Brief: Find each line with the string "Year" and copy it.

--------------------------------------------------

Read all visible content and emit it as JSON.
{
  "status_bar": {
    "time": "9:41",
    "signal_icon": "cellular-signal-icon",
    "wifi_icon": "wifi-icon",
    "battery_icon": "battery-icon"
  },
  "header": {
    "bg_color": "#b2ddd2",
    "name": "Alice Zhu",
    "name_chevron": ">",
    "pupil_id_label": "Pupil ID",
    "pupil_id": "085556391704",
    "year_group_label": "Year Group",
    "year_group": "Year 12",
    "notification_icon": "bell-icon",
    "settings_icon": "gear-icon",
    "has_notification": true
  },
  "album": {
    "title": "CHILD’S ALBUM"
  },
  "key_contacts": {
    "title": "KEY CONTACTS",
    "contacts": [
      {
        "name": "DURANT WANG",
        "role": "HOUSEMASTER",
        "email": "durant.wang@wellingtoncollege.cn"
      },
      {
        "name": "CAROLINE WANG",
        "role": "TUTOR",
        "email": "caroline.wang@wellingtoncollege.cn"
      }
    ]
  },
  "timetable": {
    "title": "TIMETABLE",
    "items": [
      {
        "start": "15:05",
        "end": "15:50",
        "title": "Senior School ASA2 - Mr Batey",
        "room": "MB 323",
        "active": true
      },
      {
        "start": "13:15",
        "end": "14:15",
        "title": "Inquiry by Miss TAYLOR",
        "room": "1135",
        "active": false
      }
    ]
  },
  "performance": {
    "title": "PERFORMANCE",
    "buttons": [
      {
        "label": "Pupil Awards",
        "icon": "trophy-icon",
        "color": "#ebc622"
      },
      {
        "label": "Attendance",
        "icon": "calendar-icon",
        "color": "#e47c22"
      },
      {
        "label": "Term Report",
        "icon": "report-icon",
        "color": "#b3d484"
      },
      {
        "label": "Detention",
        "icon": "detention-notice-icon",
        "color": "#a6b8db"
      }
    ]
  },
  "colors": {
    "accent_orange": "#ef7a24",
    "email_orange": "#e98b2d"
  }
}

--------------------------------------------------

Response for this exercise:
    "year_group_label": "Year Group",
    "year_group": "Year 12",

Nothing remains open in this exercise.